● Short exercise: Extract the lines that carry the string "الغارة" from the listing.

● Saved entries:
* START *
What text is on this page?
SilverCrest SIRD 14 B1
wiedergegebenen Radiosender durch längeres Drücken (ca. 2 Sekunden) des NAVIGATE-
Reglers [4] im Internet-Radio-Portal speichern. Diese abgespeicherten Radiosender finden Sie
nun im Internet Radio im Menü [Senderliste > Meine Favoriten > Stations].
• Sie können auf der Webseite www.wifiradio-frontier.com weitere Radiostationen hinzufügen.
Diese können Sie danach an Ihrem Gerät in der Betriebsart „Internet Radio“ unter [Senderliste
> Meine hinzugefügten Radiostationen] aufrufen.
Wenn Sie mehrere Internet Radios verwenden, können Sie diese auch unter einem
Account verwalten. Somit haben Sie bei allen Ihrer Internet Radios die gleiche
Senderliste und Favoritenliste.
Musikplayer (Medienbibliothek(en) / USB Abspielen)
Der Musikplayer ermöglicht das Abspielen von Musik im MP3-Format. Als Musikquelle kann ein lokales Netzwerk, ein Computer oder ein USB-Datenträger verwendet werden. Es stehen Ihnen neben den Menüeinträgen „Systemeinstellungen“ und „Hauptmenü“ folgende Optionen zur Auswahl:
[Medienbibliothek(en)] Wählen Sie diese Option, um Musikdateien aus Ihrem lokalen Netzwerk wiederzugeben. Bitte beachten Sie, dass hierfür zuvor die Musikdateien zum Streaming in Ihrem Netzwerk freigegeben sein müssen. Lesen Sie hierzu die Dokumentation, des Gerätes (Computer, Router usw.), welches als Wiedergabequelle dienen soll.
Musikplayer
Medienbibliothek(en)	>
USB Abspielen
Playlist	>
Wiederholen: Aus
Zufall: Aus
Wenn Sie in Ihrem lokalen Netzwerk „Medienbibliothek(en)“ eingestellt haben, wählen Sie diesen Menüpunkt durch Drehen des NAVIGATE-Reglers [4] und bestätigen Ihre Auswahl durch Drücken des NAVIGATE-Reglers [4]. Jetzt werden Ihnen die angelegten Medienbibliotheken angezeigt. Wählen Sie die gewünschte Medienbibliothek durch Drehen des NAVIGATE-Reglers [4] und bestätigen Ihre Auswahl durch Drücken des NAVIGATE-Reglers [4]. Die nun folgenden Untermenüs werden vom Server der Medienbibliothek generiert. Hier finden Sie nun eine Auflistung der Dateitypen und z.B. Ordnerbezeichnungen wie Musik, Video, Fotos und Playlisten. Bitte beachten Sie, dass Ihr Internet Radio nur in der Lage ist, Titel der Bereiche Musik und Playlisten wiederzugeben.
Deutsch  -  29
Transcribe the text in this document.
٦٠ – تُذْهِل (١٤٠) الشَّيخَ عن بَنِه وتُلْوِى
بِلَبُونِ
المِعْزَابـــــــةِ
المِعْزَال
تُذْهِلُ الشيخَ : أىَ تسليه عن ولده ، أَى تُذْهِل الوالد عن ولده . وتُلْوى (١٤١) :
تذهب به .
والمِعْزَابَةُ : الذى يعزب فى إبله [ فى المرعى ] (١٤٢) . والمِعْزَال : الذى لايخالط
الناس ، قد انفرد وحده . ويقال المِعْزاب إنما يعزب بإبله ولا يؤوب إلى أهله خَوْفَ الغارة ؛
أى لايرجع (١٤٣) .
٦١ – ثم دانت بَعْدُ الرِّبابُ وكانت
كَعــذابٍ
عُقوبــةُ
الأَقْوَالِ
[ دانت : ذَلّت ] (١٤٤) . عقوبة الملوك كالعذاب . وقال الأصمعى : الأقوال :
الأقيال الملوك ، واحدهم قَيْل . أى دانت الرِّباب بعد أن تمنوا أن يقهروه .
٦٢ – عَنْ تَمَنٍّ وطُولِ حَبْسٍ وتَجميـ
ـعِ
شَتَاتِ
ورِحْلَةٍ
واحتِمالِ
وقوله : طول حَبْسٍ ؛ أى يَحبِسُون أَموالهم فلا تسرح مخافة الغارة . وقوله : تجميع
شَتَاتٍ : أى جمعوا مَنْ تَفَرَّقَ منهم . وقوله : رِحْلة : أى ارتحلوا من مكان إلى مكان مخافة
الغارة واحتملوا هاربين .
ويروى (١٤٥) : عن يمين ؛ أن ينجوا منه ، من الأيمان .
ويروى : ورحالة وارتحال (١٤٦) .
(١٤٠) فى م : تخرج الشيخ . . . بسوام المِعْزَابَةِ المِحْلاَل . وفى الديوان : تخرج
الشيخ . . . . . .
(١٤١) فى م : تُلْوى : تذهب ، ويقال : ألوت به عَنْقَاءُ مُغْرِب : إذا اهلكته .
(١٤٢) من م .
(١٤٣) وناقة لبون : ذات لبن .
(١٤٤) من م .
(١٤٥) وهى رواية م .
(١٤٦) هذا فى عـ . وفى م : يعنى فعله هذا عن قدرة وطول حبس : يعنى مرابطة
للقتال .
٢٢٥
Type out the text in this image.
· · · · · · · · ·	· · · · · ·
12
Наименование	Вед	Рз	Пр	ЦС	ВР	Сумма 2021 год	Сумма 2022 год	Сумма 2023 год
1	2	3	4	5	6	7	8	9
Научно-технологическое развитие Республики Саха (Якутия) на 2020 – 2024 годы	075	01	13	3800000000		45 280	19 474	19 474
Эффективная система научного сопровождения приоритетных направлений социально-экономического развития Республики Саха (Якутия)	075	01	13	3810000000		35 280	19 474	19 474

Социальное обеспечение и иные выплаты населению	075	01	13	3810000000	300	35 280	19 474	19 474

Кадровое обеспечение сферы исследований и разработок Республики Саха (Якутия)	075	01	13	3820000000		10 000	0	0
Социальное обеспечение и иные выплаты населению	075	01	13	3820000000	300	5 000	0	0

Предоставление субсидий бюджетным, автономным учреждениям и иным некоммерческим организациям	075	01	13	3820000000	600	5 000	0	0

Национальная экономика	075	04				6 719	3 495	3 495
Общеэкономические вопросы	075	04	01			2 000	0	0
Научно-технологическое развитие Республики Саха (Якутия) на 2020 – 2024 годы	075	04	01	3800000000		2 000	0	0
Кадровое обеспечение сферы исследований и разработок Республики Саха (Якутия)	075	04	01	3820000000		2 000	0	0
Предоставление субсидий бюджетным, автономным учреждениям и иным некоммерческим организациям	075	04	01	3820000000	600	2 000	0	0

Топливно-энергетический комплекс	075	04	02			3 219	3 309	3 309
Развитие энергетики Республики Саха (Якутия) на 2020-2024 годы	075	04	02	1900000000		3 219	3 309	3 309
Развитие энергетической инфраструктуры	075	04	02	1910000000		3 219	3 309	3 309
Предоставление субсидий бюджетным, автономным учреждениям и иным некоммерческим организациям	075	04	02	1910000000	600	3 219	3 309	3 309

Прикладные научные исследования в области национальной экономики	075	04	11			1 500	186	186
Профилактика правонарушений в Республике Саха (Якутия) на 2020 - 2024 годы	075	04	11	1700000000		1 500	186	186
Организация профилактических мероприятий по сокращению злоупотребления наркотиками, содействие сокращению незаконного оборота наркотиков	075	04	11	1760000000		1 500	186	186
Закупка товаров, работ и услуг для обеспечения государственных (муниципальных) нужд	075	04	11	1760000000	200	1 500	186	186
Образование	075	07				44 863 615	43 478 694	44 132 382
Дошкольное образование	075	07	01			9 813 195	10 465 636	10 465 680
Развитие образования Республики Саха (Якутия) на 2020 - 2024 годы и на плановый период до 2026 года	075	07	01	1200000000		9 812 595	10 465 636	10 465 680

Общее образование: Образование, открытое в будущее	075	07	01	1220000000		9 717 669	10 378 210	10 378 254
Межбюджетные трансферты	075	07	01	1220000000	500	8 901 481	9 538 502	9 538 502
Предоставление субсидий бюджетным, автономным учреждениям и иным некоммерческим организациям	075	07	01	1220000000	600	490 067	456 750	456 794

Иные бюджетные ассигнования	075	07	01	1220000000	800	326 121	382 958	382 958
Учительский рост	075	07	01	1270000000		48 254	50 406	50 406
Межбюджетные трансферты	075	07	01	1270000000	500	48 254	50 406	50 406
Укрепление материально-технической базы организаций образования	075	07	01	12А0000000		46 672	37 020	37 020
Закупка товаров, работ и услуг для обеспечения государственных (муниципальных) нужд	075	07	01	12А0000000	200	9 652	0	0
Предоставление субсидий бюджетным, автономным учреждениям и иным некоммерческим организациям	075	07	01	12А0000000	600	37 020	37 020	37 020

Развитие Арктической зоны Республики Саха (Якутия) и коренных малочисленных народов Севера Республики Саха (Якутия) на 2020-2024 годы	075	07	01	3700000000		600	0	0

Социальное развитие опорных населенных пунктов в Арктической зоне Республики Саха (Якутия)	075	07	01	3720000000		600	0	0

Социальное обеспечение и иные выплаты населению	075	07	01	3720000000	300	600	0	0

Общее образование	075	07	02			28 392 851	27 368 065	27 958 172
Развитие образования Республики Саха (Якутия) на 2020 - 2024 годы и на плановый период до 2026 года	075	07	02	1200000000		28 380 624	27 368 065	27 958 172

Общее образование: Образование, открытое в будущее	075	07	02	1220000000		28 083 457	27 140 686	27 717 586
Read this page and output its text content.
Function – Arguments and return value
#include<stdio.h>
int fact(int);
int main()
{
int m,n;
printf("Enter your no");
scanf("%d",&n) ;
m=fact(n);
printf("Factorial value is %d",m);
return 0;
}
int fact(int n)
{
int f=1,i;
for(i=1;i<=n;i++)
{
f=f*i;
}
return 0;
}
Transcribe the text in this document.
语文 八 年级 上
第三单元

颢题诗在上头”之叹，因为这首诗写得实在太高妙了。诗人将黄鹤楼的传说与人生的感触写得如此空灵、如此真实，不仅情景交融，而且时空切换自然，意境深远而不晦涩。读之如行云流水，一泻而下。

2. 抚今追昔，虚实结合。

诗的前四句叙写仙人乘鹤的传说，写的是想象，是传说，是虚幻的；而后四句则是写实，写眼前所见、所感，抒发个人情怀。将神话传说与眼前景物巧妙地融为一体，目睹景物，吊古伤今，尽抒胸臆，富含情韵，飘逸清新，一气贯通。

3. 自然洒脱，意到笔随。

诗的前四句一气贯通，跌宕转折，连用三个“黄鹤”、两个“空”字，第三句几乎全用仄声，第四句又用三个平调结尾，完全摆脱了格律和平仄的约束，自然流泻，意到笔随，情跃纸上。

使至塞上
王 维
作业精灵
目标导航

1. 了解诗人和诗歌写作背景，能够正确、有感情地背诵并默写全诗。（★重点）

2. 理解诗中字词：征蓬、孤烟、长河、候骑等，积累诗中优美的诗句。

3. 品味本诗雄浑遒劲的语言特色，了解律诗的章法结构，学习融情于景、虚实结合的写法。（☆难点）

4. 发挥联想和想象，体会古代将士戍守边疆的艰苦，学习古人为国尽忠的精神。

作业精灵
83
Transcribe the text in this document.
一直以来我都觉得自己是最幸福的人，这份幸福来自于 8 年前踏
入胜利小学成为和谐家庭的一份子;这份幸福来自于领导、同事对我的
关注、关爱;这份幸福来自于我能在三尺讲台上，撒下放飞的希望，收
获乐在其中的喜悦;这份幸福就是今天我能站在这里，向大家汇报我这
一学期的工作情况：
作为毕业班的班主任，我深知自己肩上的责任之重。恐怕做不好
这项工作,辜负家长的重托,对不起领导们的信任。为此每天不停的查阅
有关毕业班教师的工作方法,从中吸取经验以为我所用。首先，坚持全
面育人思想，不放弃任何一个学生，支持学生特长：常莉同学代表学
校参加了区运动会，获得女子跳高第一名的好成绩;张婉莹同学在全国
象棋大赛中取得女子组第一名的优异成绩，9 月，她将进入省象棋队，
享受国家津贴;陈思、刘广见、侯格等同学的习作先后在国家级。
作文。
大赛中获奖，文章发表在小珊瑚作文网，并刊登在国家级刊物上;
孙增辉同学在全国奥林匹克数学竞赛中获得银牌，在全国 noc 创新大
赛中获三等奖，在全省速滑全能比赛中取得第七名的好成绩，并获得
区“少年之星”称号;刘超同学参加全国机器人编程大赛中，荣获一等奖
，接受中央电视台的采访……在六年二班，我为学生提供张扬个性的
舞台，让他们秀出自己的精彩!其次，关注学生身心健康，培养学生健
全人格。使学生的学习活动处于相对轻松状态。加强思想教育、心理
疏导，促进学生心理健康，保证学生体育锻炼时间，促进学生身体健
* END *
● Full response:
الناس ، قد انفرد وحده . ويقال المِعْزاب إنما يعزب بإبله ولا يؤوب إلى أهله خَوْفَ الغارة ؛
وقوله : طول حَبْسٍ ؛ أى يَحبِسُون أَموالهم فلا تسرح مخافة الغارة . وقوله : تجميع
الغارة واحتملوا هاربين .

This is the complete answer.